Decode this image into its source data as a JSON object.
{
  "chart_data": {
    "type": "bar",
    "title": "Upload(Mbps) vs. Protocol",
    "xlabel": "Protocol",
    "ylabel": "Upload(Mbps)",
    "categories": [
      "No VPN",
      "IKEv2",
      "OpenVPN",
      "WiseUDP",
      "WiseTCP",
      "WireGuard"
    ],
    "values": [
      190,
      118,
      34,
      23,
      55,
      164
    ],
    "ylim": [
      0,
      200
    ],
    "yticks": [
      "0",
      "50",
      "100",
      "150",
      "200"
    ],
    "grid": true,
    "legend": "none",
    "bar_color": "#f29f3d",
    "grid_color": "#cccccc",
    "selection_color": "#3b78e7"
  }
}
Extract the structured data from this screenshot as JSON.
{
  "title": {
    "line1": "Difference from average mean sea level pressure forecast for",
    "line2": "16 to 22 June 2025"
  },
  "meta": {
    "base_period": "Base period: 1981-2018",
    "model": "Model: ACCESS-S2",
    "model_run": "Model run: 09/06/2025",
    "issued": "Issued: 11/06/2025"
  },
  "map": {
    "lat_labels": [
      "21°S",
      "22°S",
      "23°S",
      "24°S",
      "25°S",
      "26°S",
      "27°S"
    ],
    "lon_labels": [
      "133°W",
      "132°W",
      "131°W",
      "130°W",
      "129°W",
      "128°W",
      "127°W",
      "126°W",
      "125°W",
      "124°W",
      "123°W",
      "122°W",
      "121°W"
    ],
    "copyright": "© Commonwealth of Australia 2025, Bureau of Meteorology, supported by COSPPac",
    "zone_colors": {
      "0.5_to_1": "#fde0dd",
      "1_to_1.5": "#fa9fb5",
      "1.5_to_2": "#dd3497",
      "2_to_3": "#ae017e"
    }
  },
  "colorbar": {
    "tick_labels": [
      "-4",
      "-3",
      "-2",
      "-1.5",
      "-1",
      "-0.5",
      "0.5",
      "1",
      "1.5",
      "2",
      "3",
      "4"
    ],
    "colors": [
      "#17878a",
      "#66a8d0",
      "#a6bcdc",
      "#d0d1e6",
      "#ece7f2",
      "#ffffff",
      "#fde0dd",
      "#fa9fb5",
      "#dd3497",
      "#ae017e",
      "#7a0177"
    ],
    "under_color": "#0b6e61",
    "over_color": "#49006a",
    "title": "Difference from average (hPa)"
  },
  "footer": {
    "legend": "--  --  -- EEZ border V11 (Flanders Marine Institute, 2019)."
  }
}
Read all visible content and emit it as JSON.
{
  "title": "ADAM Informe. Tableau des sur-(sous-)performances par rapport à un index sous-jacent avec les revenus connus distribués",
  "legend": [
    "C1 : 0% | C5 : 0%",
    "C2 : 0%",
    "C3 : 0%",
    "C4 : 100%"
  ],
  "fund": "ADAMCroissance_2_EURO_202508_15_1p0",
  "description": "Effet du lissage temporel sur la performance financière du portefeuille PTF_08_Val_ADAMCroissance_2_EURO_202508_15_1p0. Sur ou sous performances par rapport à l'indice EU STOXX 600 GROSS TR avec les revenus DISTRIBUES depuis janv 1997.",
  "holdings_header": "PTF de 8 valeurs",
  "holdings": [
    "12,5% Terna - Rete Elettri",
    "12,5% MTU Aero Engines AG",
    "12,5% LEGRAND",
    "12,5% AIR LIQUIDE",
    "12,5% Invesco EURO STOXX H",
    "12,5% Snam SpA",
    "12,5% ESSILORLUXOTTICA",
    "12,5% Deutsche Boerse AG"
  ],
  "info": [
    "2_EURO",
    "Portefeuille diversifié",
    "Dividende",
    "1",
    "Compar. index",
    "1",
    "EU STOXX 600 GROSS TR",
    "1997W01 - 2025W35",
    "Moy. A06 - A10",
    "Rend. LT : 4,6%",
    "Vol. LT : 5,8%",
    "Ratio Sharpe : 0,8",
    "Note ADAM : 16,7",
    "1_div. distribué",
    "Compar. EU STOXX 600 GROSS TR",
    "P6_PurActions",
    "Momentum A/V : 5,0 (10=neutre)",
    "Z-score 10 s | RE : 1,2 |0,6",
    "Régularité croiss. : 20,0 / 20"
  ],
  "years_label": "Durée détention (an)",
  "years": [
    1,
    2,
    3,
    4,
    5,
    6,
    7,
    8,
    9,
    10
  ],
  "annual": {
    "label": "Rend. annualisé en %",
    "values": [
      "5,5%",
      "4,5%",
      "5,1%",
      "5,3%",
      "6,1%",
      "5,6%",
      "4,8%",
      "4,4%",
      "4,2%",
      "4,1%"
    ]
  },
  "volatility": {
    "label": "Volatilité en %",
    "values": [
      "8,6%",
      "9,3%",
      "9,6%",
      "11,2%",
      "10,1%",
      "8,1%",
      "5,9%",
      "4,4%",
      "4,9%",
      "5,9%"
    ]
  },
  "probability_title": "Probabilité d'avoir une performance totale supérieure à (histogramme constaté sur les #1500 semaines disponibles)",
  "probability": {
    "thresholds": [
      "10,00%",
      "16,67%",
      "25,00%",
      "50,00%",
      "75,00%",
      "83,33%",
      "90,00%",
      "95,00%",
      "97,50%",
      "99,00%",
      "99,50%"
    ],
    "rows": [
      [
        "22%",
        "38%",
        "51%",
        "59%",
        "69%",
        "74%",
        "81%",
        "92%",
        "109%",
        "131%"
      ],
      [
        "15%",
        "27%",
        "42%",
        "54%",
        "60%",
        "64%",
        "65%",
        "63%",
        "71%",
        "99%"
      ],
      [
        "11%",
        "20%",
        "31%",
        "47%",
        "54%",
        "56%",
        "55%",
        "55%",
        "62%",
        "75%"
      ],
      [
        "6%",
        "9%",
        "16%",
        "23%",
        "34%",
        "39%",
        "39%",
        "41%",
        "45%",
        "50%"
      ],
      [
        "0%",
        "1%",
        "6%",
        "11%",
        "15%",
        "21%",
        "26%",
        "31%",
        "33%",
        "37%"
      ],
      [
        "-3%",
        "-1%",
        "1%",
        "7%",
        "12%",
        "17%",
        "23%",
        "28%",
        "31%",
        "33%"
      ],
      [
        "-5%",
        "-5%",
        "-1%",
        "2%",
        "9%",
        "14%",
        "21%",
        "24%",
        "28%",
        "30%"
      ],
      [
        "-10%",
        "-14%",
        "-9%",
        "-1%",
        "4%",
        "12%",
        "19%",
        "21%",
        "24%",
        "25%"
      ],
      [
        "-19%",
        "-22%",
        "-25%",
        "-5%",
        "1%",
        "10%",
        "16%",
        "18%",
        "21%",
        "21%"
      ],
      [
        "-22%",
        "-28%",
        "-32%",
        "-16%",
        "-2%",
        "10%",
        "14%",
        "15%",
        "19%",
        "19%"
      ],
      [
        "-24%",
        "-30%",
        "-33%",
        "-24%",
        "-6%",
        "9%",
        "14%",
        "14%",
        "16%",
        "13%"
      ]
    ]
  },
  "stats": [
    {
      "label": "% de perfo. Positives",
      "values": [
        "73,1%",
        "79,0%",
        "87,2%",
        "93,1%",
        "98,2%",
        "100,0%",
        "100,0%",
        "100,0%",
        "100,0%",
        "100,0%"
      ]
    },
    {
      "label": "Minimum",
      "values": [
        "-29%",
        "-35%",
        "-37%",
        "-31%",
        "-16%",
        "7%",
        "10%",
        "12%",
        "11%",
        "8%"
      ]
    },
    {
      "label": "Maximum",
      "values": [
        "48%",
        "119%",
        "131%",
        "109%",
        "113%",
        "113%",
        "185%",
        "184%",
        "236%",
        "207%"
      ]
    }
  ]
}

---

● **EXERCISE GOAL**
Print all the data exactly.

● **CORRECT RESPONSE**
Decode this image into its source data as a JSON object.
{
  "chart_data": {
    "type": "bar",
    "title": "Upload(Mbps) vs. Protocol",
    "xlabel": "Protocol",
    "ylabel": "Upload(Mbps)",
    "categories": [
      "No VPN",
      "IKEv2",
      "OpenVPN",
      "WiseUDP",
      "WiseTCP",
      "WireGuard"
    ],
    "values": [
      190,
      118,
      34,
      23,
      55,
      164
    ],
    "ylim": [
      0,
      200
    ],
    "yticks": [
      "0",
      "50",
      "100",
      "150",
      "200"
    ],
    "grid": true,
    "legend": "none",
    "bar_color": "#f29f3d",
    "grid_color": "#cccccc",
    "selection_color": "#3b78e7"
  }
}
Extract the structured data from this screenshot as JSON.
{
  "title": {
    "line1": "Difference from average mean sea level pressure forecast for",
    "line2": "16 to 22 June 2025"
  },
  "meta": {
    "base_period": "Base period: 1981-2018",
    "model": "Model: ACCESS-S2",
    "model_run": "Model run: 09/06/2025",
    "issued": "Issued: 11/06/2025"
  },
  "map": {
    "lat_labels": [
      "21°S",
      "22°S",
      "23°S",
      "24°S",
      "25°S",
      "26°S",
      "27°S"
    ],
    "lon_labels": [
      "133°W",
      "132°W",
      "131°W",
      "130°W",
      "129°W",
      "128°W",
      "127°W",
      "126°W",
      "125°W",
      "124°W",
      "123°W",
      "122°W",
      "121°W"
    ],
    "copyright": "© Commonwealth of Australia 2025, Bureau of Meteorology, supported by COSPPac",
    "zone_colors": {
      "0.5_to_1": "#fde0dd",
      "1_to_1.5": "#fa9fb5",
      "1.5_to_2": "#dd3497",
      "2_to_3": "#ae017e"
    }
  },
  "colorbar": {
    "tick_labels": [
      "-4",
      "-3",
      "-2",
      "-1.5",
      "-1",
      "-0.5",
      "0.5",
      "1",
      "1.5",
      "2",
      "3",
      "4"
    ],
    "colors": [
      "#17878a",
      "#66a8d0",
      "#a6bcdc",
      "#d0d1e6",
      "#ece7f2",
      "#ffffff",
      "#fde0dd",
      "#fa9fb5",
      "#dd3497",
      "#ae017e",
      "#7a0177"
    ],
    "under_color": "#0b6e61",
    "over_color": "#49006a",
    "title": "Difference from average (hPa)"
  },
  "footer": {
    "legend": "--  --  -- EEZ border V11 (Flanders Marine Institute, 2019)."
  }
}
Read all visible content and emit it as JSON.
{
  "title": "ADAM Informe. Tableau des sur-(sous-)performances par rapport à un index sous-jacent avec les revenus connus distribués",
  "legend": [
    "C1 : 0% | C5 : 0%",
    "C2 : 0%",
    "C3 : 0%",
    "C4 : 100%"
  ],
  "fund": "ADAMCroissance_2_EURO_202508_15_1p0",
  "description": "Effet du lissage temporel sur la performance financière du portefeuille PTF_08_Val_ADAMCroissance_2_EURO_202508_15_1p0. Sur ou sous performances par rapport à l'indice EU STOXX 600 GROSS TR avec les revenus DISTRIBUES depuis janv 1997.",
  "holdings_header": "PTF de 8 valeurs",
  "holdings": [
    "12,5% Terna - Rete Elettri",
    "12,5% MTU Aero Engines AG",
    "12,5% LEGRAND",
    "12,5% AIR LIQUIDE",
    "12,5% Invesco EURO STOXX H",
    "12,5% Snam SpA",
    "12,5% ESSILORLUXOTTICA",
    "12,5% Deutsche Boerse AG"
  ],
  "info": [
    "2_EURO",
    "Portefeuille diversifié",
    "Dividende",
    "1",
    "Compar. index",
    "1",
    "EU STOXX 600 GROSS TR",
    "1997W01 - 2025W35",
    "Moy. A06 - A10",
    "Rend. LT : 4,6%",
    "Vol. LT : 5,8%",
    "Ratio Sharpe : 0,8",
    "Note ADAM : 16,7",
    "1_div. distribué",
    "Compar. EU STOXX 600 GROSS TR",
    "P6_PurActions",
    "Momentum A/V : 5,0 (10=neutre)",
    "Z-score 10 s | RE : 1,2 |0,6",
    "Régularité croiss. : 20,0 / 20"
  ],
  "years_label": "Durée détention (an)",
  "years": [
    1,
    2,
    3,
    4,
    5,
    6,
    7,
    8,
    9,
    10
  ],
  "annual": {
    "label": "Rend. annualisé en %",
    "values": [
      "5,5%",
      "4,5%",
      "5,1%",
      "5,3%",
      "6,1%",
      "5,6%",
      "4,8%",
      "4,4%",
      "4,2%",
      "4,1%"
    ]
  },
  "volatility": {
    "label": "Volatilité en %",
    "values": [
      "8,6%",
      "9,3%",
      "9,6%",
      "11,2%",
      "10,1%",
      "8,1%",
      "5,9%",
      "4,4%",
      "4,9%",
      "5,9%"
    ]
  },
  "probability_title": "Probabilité d'avoir une performance totale supérieure à (histogramme constaté sur les #1500 semaines disponibles)",
  "probability": {
    "thresholds": [
      "10,00%",
      "16,67%",
      "25,00%",
      "50,00%",
      "75,00%",
      "83,33%",
      "90,00%",
      "95,00%",
      "97,50%",
      "99,00%",
      "99,50%"
    ],
    "rows": [
      [
        "22%",
        "38%",
        "51%",
        "59%",
        "69%",
        "74%",
        "81%",
        "92%",
        "109%",
        "131%"
      ],
      [
        "15%",
        "27%",
        "42%",
        "54%",
        "60%",
        "64%",
        "65%",
        "63%",
        "71%",
        "99%"
      ],
      [
        "11%",
        "20%",
        "31%",
        "47%",
        "54%",
        "56%",
        "55%",
        "55%",
        "62%",
        "75%"
      ],
      [
        "6%",
        "9%",
        "16%",
        "23%",
        "34%",
        "39%",
        "39%",
        "41%",
        "45%",
        "50%"
      ],
      [
        "0%",
        "1%",
        "6%",
        "11%",
        "15%",
        "21%",
        "26%",
        "31%",
        "33%",
        "37%"
      ],
      [
        "-3%",
        "-1%",
        "1%",
        "7%",
        "12%",
        "17%",
        "23%",
        "28%",
        "31%",
        "33%"
      ],
      [
        "-5%",
        "-5%",
        "-1%",
        "2%",
        "9%",
        "14%",
        "21%",
        "24%",
        "28%",
        "30%"
      ],
      [
        "-10%",
        "-14%",
        "-9%",
        "-1%",
        "4%",
        "12%",
        "19%",
        "21%",
        "24%",
        "25%"
      ],
      [
        "-19%",
        "-22%",
        "-25%",
        "-5%",
        "1%",
        "10%",
        "16%",
        "18%",
        "21%",
        "21%"
      ],
      [
        "-22%",
        "-28%",
        "-32%",
        "-16%",
        "-2%",
        "10%",
        "14%",
        "15%",
        "19%",
        "19%"
      ],
      [
        "-24%",
        "-30%",
        "-33%",
        "-24%",
        "-6%",
        "9%",
        "14%",
        "14%",
        "16%",
        "13%"
      ]
    ]
  },
  "stats": [
    {
      "label": "% de perfo. Positives",
      "values": [
        "73,1%",
        "79,0%",
        "87,2%",
        "93,1%",
        "98,2%",
        "100,0%",
        "100,0%",
        "100,0%",
        "100,0%",
        "100,0%"
      ]
    },
    {
      "label": "Minimum",
      "values": [
        "-29%",
        "-35%",
        "-37%",
        "-31%",
        "-16%",
        "7%",
        "10%",
        "12%",
        "11%",
        "8%"
      ]
    },
    {
      "label": "Maximum",
      "values": [
        "48%",
        "119%",
        "131%",
        "109%",
        "113%",
        "113%",
        "185%",
        "184%",
        "236%",
        "207%"
      ]
    }
  ]
}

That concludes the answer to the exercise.